# THE RECORDS start

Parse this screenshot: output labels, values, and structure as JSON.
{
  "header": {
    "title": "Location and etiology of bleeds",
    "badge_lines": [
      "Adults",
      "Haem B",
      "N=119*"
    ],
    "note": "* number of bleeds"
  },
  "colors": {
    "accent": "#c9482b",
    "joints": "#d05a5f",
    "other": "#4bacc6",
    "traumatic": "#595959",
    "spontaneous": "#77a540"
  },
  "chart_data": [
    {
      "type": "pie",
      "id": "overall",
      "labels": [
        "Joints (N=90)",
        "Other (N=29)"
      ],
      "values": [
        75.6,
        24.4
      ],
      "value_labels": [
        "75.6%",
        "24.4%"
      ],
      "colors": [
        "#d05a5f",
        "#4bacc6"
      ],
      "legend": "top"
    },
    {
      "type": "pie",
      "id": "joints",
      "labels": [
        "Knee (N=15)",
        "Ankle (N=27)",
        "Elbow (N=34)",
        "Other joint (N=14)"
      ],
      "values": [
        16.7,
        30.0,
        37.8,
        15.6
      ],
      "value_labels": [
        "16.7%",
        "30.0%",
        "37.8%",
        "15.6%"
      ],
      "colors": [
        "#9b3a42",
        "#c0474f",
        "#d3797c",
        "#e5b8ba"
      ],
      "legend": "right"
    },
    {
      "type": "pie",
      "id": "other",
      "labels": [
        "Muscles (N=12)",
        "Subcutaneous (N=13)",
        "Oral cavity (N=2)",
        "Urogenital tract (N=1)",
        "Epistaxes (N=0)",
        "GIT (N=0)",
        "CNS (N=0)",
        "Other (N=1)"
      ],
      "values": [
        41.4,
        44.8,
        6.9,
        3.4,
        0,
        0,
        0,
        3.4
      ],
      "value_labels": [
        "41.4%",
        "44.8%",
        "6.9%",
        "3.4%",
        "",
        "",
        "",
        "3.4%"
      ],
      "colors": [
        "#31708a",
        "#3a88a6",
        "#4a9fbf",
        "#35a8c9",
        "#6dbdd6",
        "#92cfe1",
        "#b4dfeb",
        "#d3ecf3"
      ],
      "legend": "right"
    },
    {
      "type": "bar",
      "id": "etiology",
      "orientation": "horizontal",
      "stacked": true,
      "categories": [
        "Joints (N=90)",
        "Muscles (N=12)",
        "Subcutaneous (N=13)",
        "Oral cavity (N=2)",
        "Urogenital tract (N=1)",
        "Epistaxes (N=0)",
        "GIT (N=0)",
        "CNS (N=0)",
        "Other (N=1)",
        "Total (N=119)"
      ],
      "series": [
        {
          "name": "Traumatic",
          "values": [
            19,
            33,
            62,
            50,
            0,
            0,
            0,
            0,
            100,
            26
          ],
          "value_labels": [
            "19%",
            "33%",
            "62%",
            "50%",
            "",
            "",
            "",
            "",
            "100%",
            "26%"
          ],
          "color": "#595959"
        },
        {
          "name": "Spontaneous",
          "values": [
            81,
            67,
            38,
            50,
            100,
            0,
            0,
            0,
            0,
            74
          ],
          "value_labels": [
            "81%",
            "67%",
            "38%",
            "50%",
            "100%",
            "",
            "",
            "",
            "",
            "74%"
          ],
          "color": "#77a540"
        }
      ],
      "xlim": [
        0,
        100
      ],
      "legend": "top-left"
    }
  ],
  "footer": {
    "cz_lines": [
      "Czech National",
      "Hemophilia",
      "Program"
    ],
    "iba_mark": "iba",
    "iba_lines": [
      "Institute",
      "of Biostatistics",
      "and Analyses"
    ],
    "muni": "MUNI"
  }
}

# THE RECORDS end

Extract the whole listing, character for character.

Parse this screenshot: output labels, values, and structure as JSON.
{
  "header": {
    "title": "Location and etiology of bleeds",
    "badge_lines": [
      "Adults",
      "Haem B",
      "N=119*"
    ],
    "note": "* number of bleeds"
  },
  "colors": {
    "accent": "#c9482b",
    "joints": "#d05a5f",
    "other": "#4bacc6",
    "traumatic": "#595959",
    "spontaneous": "#77a540"
  },
  "chart_data": [
    {
      "type": "pie",
      "id": "overall",
      "labels": [
        "Joints (N=90)",
        "Other (N=29)"
      ],
      "values": [
        75.6,
        24.4
      ],
      "value_labels": [
        "75.6%",
        "24.4%"
      ],
      "colors": [
        "#d05a5f",
        "#4bacc6"
      ],
      "legend": "top"
    },
    {
      "type": "pie",
      "id": "joints",
      "labels": [
        "Knee (N=15)",
        "Ankle (N=27)",
        "Elbow (N=34)",
        "Other joint (N=14)"
      ],
      "values": [
        16.7,
        30.0,
        37.8,
        15.6
      ],
      "value_labels": [
        "16.7%",
        "30.0%",
        "37.8%",
        "15.6%"
      ],
      "colors": [
        "#9b3a42",
        "#c0474f",
        "#d3797c",
        "#e5b8ba"
      ],
      "legend": "right"
    },
    {
      "type": "pie",
      "id": "other",
      "labels": [
        "Muscles (N=12)",
        "Subcutaneous (N=13)",
        "Oral cavity (N=2)",
        "Urogenital tract (N=1)",
        "Epistaxes (N=0)",
        "GIT (N=0)",
        "CNS (N=0)",
        "Other (N=1)"
      ],
      "values": [
        41.4,
        44.8,
        6.9,
        3.4,
        0,
        0,
        0,
        3.4
      ],
      "value_labels": [
        "41.4%",
        "44.8%",
        "6.9%",
        "3.4%",
        "",
        "",
        "",
        "3.4%"
      ],
      "colors": [
        "#31708a",
        "#3a88a6",
        "#4a9fbf",
        "#35a8c9",
        "#6dbdd6",
        "#92cfe1",
        "#b4dfeb",
        "#d3ecf3"
      ],
      "legend": "right"
    },
    {
      "type": "bar",
      "id": "etiology",
      "orientation": "horizontal",
      "stacked": true,
      "categories": [
        "Joints (N=90)",
        "Muscles (N=12)",
        "Subcutaneous (N=13)",
        "Oral cavity (N=2)",
        "Urogenital tract (N=1)",
        "Epistaxes (N=0)",
        "GIT (N=0)",
        "CNS (N=0)",
        "Other (N=1)",
        "Total (N=119)"
      ],
      "series": [
        {
          "name": "Traumatic",
          "values": [
            19,
            33,
            62,
            50,
            0,
            0,
            0,
            0,
            100,
            26
          ],
          "value_labels": [
            "19%",
            "33%",
            "62%",
            "50%",
            "",
            "",
            "",
            "",
            "100%",
            "26%"
          ],
          "color": "#595959"
        },
        {
          "name": "Spontaneous",
          "values": [
            81,
            67,
            38,
            50,
            100,
            0,
            0,
            0,
            0,
            74
          ],
          "value_labels": [
            "81%",
            "67%",
            "38%",
            "50%",
            "100%",
            "",
            "",
            "",
            "",
            "74%"
          ],
          "color": "#77a540"
        }
      ],
      "xlim": [
        0,
        100
      ],
      "legend": "top-left"
    }
  ],
  "footer": {
    "cz_lines": [
      "Czech National",
      "Hemophilia",
      "Program"
    ],
    "iba_mark": "iba",
    "iba_lines": [
      "Institute",
      "of Biostatistics",
      "and Analyses"
    ],
    "muni": "MUNI"
  }
}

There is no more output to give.